▶ Data records:
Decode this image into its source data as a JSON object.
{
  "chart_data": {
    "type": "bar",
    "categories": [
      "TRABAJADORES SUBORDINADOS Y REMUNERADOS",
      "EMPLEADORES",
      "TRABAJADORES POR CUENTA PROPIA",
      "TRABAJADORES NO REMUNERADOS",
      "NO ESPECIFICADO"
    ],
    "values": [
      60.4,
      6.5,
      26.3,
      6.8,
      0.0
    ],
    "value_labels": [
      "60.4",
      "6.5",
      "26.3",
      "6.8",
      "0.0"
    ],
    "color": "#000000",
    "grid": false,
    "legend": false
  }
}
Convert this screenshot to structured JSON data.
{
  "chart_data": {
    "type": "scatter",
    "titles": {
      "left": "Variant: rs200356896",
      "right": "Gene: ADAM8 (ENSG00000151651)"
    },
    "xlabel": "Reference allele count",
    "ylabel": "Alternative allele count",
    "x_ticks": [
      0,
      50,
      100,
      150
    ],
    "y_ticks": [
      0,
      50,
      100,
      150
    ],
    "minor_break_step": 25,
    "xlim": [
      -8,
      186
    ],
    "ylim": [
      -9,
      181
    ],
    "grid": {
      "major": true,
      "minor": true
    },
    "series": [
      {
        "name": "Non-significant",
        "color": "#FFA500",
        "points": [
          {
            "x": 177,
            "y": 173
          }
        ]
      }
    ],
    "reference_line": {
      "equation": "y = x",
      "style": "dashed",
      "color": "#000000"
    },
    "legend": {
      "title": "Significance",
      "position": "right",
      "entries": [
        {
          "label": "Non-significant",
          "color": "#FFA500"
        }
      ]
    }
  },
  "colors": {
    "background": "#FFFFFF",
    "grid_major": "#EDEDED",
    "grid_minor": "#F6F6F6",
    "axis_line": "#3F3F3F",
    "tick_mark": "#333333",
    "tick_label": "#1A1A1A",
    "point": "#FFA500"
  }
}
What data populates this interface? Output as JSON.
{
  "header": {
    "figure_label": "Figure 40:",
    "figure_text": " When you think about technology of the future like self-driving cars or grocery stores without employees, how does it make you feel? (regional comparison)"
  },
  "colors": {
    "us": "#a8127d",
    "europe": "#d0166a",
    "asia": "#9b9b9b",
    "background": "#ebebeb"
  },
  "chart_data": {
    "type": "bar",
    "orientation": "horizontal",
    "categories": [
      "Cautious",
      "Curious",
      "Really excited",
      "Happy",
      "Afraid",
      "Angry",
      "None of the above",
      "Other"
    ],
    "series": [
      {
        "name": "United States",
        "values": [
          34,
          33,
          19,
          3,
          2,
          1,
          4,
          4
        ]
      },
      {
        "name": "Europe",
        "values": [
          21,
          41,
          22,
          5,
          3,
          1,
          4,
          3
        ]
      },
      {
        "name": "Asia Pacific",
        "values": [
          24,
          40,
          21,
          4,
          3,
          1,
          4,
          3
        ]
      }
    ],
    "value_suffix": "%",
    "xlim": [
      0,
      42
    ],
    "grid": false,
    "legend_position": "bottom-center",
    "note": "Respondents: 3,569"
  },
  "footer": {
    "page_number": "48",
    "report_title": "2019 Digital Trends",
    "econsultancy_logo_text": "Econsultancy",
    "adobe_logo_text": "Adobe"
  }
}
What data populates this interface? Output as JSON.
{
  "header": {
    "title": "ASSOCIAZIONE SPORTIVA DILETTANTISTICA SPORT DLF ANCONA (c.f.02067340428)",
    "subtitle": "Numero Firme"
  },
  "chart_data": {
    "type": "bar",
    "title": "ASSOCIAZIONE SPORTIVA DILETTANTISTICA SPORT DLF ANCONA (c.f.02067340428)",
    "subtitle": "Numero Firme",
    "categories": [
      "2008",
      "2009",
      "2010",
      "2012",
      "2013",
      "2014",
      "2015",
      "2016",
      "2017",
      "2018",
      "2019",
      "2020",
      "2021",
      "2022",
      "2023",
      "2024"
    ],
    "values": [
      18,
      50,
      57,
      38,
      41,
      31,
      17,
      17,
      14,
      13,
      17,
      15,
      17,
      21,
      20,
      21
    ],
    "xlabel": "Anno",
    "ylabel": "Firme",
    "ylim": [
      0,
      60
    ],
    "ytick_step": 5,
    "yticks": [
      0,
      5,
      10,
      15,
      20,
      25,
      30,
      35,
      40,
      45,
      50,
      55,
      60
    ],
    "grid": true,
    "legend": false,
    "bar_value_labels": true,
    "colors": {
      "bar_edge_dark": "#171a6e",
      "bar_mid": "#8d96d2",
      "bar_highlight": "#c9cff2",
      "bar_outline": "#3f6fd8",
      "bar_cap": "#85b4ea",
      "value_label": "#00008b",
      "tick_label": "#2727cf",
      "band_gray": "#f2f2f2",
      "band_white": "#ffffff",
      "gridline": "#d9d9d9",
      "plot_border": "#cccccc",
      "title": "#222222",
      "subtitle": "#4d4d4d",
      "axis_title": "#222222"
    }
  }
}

▶ TASK TO CARRY OUT:
Give all of the entries again, word for word.

▶ IN RESPONSE:
Decode this image into its source data as a JSON object.
{
  "chart_data": {
    "type": "bar",
    "categories": [
      "TRABAJADORES SUBORDINADOS Y REMUNERADOS",
      "EMPLEADORES",
      "TRABAJADORES POR CUENTA PROPIA",
      "TRABAJADORES NO REMUNERADOS",
      "NO ESPECIFICADO"
    ],
    "values": [
      60.4,
      6.5,
      26.3,
      6.8,
      0.0
    ],
    "value_labels": [
      "60.4",
      "6.5",
      "26.3",
      "6.8",
      "0.0"
    ],
    "color": "#000000",
    "grid": false,
    "legend": false
  }
}
Convert this screenshot to structured JSON data.
{
  "chart_data": {
    "type": "scatter",
    "titles": {
      "left": "Variant: rs200356896",
      "right": "Gene: ADAM8 (ENSG00000151651)"
    },
    "xlabel": "Reference allele count",
    "ylabel": "Alternative allele count",
    "x_ticks": [
      0,
      50,
      100,
      150
    ],
    "y_ticks": [
      0,
      50,
      100,
      150
    ],
    "minor_break_step": 25,
    "xlim": [
      -8,
      186
    ],
    "ylim": [
      -9,
      181
    ],
    "grid": {
      "major": true,
      "minor": true
    },
    "series": [
      {
        "name": "Non-significant",
        "color": "#FFA500",
        "points": [
          {
            "x": 177,
            "y": 173
          }
        ]
      }
    ],
    "reference_line": {
      "equation": "y = x",
      "style": "dashed",
      "color": "#000000"
    },
    "legend": {
      "title": "Significance",
      "position": "right",
      "entries": [
        {
          "label": "Non-significant",
          "color": "#FFA500"
        }
      ]
    }
  },
  "colors": {
    "background": "#FFFFFF",
    "grid_major": "#EDEDED",
    "grid_minor": "#F6F6F6",
    "axis_line": "#3F3F3F",
    "tick_mark": "#333333",
    "tick_label": "#1A1A1A",
    "point": "#FFA500"
  }
}
What data populates this interface? Output as JSON.
{
  "header": {
    "figure_label": "Figure 40:",
    "figure_text": " When you think about technology of the future like self-driving cars or grocery stores without employees, how does it make you feel? (regional comparison)"
  },
  "colors": {
    "us": "#a8127d",
    "europe": "#d0166a",
    "asia": "#9b9b9b",
    "background": "#ebebeb"
  },
  "chart_data": {
    "type": "bar",
    "orientation": "horizontal",
    "categories": [
      "Cautious",
      "Curious",
      "Really excited",
      "Happy",
      "Afraid",
      "Angry",
      "None of the above",
      "Other"
    ],
    "series": [
      {
        "name": "United States",
        "values": [
          34,
          33,
          19,
          3,
          2,
          1,
          4,
          4
        ]
      },
      {
        "name": "Europe",
        "values": [
          21,
          41,
          22,
          5,
          3,
          1,
          4,
          3
        ]
      },
      {
        "name": "Asia Pacific",
        "values": [
          24,
          40,
          21,
          4,
          3,
          1,
          4,
          3
        ]
      }
    ],
    "value_suffix": "%",
    "xlim": [
      0,
      42
    ],
    "grid": false,
    "legend_position": "bottom-center",
    "note": "Respondents: 3,569"
  },
  "footer": {
    "page_number": "48",
    "report_title": "2019 Digital Trends",
    "econsultancy_logo_text": "Econsultancy",
    "adobe_logo_text": "Adobe"
  }
}
What data populates this interface? Output as JSON.
{
  "header": {
    "title": "ASSOCIAZIONE SPORTIVA DILETTANTISTICA SPORT DLF ANCONA (c.f.02067340428)",
    "subtitle": "Numero Firme"
  },
  "chart_data": {
    "type": "bar",
    "title": "ASSOCIAZIONE SPORTIVA DILETTANTISTICA SPORT DLF ANCONA (c.f.02067340428)",
    "subtitle": "Numero Firme",
    "categories": [
      "2008",
      "2009",
      "2010",
      "2012",
      "2013",
      "2014",
      "2015",
      "2016",
      "2017",
      "2018",
      "2019",
      "2020",
      "2021",
      "2022",
      "2023",
      "2024"
    ],
    "values": [
      18,
      50,
      57,
      38,
      41,
      31,
      17,
      17,
      14,
      13,
      17,
      15,
      17,
      21,
      20,
      21
    ],
    "xlabel": "Anno",
    "ylabel": "Firme",
    "ylim": [
      0,
      60
    ],
    "ytick_step": 5,
    "yticks": [
      0,
      5,
      10,
      15,
      20,
      25,
      30,
      35,
      40,
      45,
      50,
      55,
      60
    ],
    "grid": true,
    "legend": false,
    "bar_value_labels": true,
    "colors": {
      "bar_edge_dark": "#171a6e",
      "bar_mid": "#8d96d2",
      "bar_highlight": "#c9cff2",
      "bar_outline": "#3f6fd8",
      "bar_cap": "#85b4ea",
      "value_label": "#00008b",
      "tick_label": "#2727cf",
      "band_gray": "#f2f2f2",
      "band_white": "#ffffff",
      "gridline": "#d9d9d9",
      "plot_border": "#cccccc",
      "title": "#222222",
      "subtitle": "#4d4d4d",
      "axis_title": "#222222"
    }
  }
}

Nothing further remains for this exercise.